#### Goal of the exercise
Copy out the data below, swapping "coral-patch-kamenoko" for "coral-region-kamenoko" wherever it occurs and leaving every other line untouched.

#### Exercise material
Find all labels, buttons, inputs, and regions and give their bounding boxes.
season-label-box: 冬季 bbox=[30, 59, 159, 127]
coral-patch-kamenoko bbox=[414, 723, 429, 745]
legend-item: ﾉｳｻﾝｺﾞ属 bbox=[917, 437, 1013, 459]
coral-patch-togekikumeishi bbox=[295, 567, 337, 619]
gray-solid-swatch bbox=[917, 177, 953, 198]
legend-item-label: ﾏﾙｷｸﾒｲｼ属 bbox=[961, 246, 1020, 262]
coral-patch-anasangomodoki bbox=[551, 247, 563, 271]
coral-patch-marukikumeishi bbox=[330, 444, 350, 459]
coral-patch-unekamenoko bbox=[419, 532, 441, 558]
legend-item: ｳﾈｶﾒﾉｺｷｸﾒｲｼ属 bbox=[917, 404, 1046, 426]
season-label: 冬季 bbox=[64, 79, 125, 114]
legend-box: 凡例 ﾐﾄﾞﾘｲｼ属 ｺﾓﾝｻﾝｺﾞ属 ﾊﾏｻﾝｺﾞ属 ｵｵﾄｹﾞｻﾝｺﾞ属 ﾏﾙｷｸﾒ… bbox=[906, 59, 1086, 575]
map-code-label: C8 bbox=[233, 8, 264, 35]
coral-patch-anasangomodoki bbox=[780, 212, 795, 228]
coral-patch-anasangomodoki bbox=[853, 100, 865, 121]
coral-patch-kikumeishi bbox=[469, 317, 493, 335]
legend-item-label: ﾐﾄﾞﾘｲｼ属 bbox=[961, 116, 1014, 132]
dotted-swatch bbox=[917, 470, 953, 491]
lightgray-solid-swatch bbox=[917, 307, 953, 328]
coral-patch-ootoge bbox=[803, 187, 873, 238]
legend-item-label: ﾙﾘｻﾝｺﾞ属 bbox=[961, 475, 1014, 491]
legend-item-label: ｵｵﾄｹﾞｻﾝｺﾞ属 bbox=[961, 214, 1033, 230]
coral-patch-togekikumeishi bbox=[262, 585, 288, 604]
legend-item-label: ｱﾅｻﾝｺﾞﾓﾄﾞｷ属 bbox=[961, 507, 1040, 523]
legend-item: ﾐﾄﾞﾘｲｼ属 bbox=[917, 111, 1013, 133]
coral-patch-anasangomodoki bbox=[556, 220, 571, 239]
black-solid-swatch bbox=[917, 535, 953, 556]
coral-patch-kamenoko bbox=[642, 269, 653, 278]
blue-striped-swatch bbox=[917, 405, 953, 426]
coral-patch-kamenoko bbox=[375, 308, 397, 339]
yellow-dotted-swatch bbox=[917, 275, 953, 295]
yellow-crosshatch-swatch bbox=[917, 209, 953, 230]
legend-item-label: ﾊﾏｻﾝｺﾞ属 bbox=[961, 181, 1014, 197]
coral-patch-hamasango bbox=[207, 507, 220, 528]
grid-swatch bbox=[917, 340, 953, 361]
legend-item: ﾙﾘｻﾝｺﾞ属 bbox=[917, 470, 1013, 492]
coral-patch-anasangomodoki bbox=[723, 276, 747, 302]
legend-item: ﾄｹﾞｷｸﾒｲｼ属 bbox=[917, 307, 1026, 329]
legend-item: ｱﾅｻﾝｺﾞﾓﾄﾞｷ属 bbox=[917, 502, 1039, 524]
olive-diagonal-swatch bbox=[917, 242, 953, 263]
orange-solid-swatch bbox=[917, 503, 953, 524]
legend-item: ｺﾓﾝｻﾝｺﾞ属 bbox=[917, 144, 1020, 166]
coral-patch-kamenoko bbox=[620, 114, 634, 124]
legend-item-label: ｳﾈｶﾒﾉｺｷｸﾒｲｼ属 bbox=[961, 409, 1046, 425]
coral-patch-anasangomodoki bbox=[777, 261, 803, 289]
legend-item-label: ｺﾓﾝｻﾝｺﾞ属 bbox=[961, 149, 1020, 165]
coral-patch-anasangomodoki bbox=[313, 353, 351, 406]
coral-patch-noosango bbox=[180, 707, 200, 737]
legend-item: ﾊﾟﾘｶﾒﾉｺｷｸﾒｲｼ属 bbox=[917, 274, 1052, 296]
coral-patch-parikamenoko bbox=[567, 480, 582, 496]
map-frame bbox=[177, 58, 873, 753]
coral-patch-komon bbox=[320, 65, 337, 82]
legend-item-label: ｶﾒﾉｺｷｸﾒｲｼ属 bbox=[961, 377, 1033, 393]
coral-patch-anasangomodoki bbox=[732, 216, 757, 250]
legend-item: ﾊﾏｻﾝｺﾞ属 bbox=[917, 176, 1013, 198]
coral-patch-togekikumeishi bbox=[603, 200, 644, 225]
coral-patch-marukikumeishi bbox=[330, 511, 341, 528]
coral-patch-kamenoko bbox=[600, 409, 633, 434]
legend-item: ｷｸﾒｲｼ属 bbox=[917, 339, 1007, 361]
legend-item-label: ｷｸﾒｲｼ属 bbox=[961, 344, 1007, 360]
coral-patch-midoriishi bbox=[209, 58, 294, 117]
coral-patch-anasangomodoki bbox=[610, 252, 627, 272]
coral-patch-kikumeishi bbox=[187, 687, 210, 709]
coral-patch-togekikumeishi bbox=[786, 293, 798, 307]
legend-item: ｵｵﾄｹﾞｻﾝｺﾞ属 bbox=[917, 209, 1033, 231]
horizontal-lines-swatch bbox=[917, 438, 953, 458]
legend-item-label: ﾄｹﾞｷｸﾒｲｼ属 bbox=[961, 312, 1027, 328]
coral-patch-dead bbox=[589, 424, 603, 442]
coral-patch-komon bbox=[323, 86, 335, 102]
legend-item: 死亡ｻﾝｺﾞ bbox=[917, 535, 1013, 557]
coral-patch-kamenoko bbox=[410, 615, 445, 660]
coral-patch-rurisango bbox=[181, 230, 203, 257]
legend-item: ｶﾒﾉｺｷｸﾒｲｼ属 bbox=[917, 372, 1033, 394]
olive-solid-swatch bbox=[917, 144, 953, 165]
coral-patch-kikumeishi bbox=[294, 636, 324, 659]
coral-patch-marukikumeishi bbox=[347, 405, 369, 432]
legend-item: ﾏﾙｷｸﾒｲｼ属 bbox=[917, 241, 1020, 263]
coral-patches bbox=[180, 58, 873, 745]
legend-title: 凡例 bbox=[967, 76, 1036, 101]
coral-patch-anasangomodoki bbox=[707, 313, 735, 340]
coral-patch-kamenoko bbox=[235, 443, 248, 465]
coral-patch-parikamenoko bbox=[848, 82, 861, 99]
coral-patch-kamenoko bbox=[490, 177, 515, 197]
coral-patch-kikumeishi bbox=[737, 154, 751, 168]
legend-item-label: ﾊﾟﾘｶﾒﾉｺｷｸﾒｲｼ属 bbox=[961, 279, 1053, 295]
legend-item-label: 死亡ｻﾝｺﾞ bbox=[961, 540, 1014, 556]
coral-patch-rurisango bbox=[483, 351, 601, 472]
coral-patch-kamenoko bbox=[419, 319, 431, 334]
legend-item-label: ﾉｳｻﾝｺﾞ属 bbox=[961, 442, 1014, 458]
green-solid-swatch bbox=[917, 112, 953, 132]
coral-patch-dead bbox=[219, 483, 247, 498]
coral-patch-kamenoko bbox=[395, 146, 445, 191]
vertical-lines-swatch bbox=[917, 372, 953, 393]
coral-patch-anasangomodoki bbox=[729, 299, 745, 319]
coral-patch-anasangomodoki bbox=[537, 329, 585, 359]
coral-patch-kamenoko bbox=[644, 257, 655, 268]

#### Exercise output
Find all labels, buttons, inputs, and regions and give their bounding boxes.
season-label-box: 冬季 bbox=[30, 59, 159, 127]
coral-region-kamenoko bbox=[414, 723, 429, 745]
legend-item: ﾉｳｻﾝｺﾞ属 bbox=[917, 437, 1013, 459]
coral-patch-togekikumeishi bbox=[295, 567, 337, 619]
gray-solid-swatch bbox=[917, 177, 953, 198]
legend-item-label: ﾏﾙｷｸﾒｲｼ属 bbox=[961, 246, 1020, 262]
coral-patch-anasangomodoki bbox=[551, 247, 563, 271]
coral-patch-marukikumeishi bbox=[330, 444, 350, 459]
coral-patch-unekamenoko bbox=[419, 532, 441, 558]
legend-item: ｳﾈｶﾒﾉｺｷｸﾒｲｼ属 bbox=[917, 404, 1046, 426]
season-label: 冬季 bbox=[64, 79, 125, 114]
legend-box: 凡例 ﾐﾄﾞﾘｲｼ属 ｺﾓﾝｻﾝｺﾞ属 ﾊﾏｻﾝｺﾞ属 ｵｵﾄｹﾞｻﾝｺﾞ属 ﾏﾙｷｸﾒ… bbox=[906, 59, 1086, 575]
map-code-label: C8 bbox=[233, 8, 264, 35]
coral-patch-anasangomodoki bbox=[780, 212, 795, 228]
coral-patch-anasangomodoki bbox=[853, 100, 865, 121]
coral-patch-kikumeishi bbox=[469, 317, 493, 335]
legend-item-label: ﾐﾄﾞﾘｲｼ属 bbox=[961, 116, 1014, 132]
dotted-swatch bbox=[917, 470, 953, 491]
lightgray-solid-swatch bbox=[917, 307, 953, 328]
coral-patch-ootoge bbox=[803, 187, 873, 238]
legend-item-label: ﾙﾘｻﾝｺﾞ属 bbox=[961, 475, 1014, 491]
legend-item-label: ｵｵﾄｹﾞｻﾝｺﾞ属 bbox=[961, 214, 1033, 230]
coral-patch-togekikumeishi bbox=[262, 585, 288, 604]
legend-item-label: ｱﾅｻﾝｺﾞﾓﾄﾞｷ属 bbox=[961, 507, 1040, 523]
legend-item: ﾐﾄﾞﾘｲｼ属 bbox=[917, 111, 1013, 133]
coral-patch-anasangomodoki bbox=[556, 220, 571, 239]
black-solid-swatch bbox=[917, 535, 953, 556]
coral-region-kamenoko bbox=[642, 269, 653, 278]
blue-striped-swatch bbox=[917, 405, 953, 426]
coral-region-kamenoko bbox=[375, 308, 397, 339]
yellow-dotted-swatch bbox=[917, 275, 953, 295]
yellow-crosshatch-swatch bbox=[917, 209, 953, 230]
legend-item-label: ﾊﾏｻﾝｺﾞ属 bbox=[961, 181, 1014, 197]
coral-patch-hamasango bbox=[207, 507, 220, 528]
grid-swatch bbox=[917, 340, 953, 361]
legend-item: ﾙﾘｻﾝｺﾞ属 bbox=[917, 470, 1013, 492]
coral-patch-anasangomodoki bbox=[723, 276, 747, 302]
legend-item: ﾄｹﾞｷｸﾒｲｼ属 bbox=[917, 307, 1026, 329]
legend-item: ｱﾅｻﾝｺﾞﾓﾄﾞｷ属 bbox=[917, 502, 1039, 524]
olive-diagonal-swatch bbox=[917, 242, 953, 263]
orange-solid-swatch bbox=[917, 503, 953, 524]
legend-item: ｺﾓﾝｻﾝｺﾞ属 bbox=[917, 144, 1020, 166]
coral-region-kamenoko bbox=[620, 114, 634, 124]
legend-item-label: ｳﾈｶﾒﾉｺｷｸﾒｲｼ属 bbox=[961, 409, 1046, 425]
coral-patch-anasangomodoki bbox=[777, 261, 803, 289]
legend-item-label: ｺﾓﾝｻﾝｺﾞ属 bbox=[961, 149, 1020, 165]
coral-patch-anasangomodoki bbox=[313, 353, 351, 406]
coral-patch-noosango bbox=[180, 707, 200, 737]
legend-item: ﾊﾟﾘｶﾒﾉｺｷｸﾒｲｼ属 bbox=[917, 274, 1052, 296]
coral-patch-parikamenoko bbox=[567, 480, 582, 496]
map-frame bbox=[177, 58, 873, 753]
coral-patch-komon bbox=[320, 65, 337, 82]
legend-item-label: ｶﾒﾉｺｷｸﾒｲｼ属 bbox=[961, 377, 1033, 393]
coral-patch-anasangomodoki bbox=[732, 216, 757, 250]
legend-item: ﾊﾏｻﾝｺﾞ属 bbox=[917, 176, 1013, 198]
coral-patch-togekikumeishi bbox=[603, 200, 644, 225]
coral-patch-marukikumeishi bbox=[330, 511, 341, 528]
coral-region-kamenoko bbox=[600, 409, 633, 434]
legend-item: ｷｸﾒｲｼ属 bbox=[917, 339, 1007, 361]
legend-item-label: ｷｸﾒｲｼ属 bbox=[961, 344, 1007, 360]
coral-patch-midoriishi bbox=[209, 58, 294, 117]
coral-patch-anasangomodoki bbox=[610, 252, 627, 272]
coral-patch-kikumeishi bbox=[187, 687, 210, 709]
coral-patch-togekikumeishi bbox=[786, 293, 798, 307]
legend-item: ｵｵﾄｹﾞｻﾝｺﾞ属 bbox=[917, 209, 1033, 231]
horizontal-lines-swatch bbox=[917, 438, 953, 458]
legend-item-label: ﾄｹﾞｷｸﾒｲｼ属 bbox=[961, 312, 1027, 328]
coral-patch-dead bbox=[589, 424, 603, 442]
coral-patch-komon bbox=[323, 86, 335, 102]
legend-item: 死亡ｻﾝｺﾞ bbox=[917, 535, 1013, 557]
coral-region-kamenoko bbox=[410, 615, 445, 660]
coral-patch-rurisango bbox=[181, 230, 203, 257]
legend-item: ｶﾒﾉｺｷｸﾒｲｼ属 bbox=[917, 372, 1033, 394]
olive-solid-swatch bbox=[917, 144, 953, 165]
coral-patch-kikumeishi bbox=[294, 636, 324, 659]
coral-patch-marukikumeishi bbox=[347, 405, 369, 432]
legend-item: ﾏﾙｷｸﾒｲｼ属 bbox=[917, 241, 1020, 263]
coral-patches bbox=[180, 58, 873, 745]
legend-title: 凡例 bbox=[967, 76, 1036, 101]
coral-patch-anasangomodoki bbox=[707, 313, 735, 340]
coral-region-kamenoko bbox=[235, 443, 248, 465]
coral-patch-parikamenoko bbox=[848, 82, 861, 99]
coral-region-kamenoko bbox=[490, 177, 515, 197]
coral-patch-kikumeishi bbox=[737, 154, 751, 168]
legend-item-label: ﾊﾟﾘｶﾒﾉｺｷｸﾒｲｼ属 bbox=[961, 279, 1053, 295]
legend-item-label: 死亡ｻﾝｺﾞ bbox=[961, 540, 1014, 556]
coral-patch-rurisango bbox=[483, 351, 601, 472]
coral-region-kamenoko bbox=[419, 319, 431, 334]
legend-item-label: ﾉｳｻﾝｺﾞ属 bbox=[961, 442, 1014, 458]
green-solid-swatch bbox=[917, 112, 953, 132]
coral-patch-dead bbox=[219, 483, 247, 498]
coral-region-kamenoko bbox=[395, 146, 445, 191]
vertical-lines-swatch bbox=[917, 372, 953, 393]
coral-patch-anasangomodoki bbox=[729, 299, 745, 319]
coral-patch-anasangomodoki bbox=[537, 329, 585, 359]
coral-region-kamenoko bbox=[644, 257, 655, 268]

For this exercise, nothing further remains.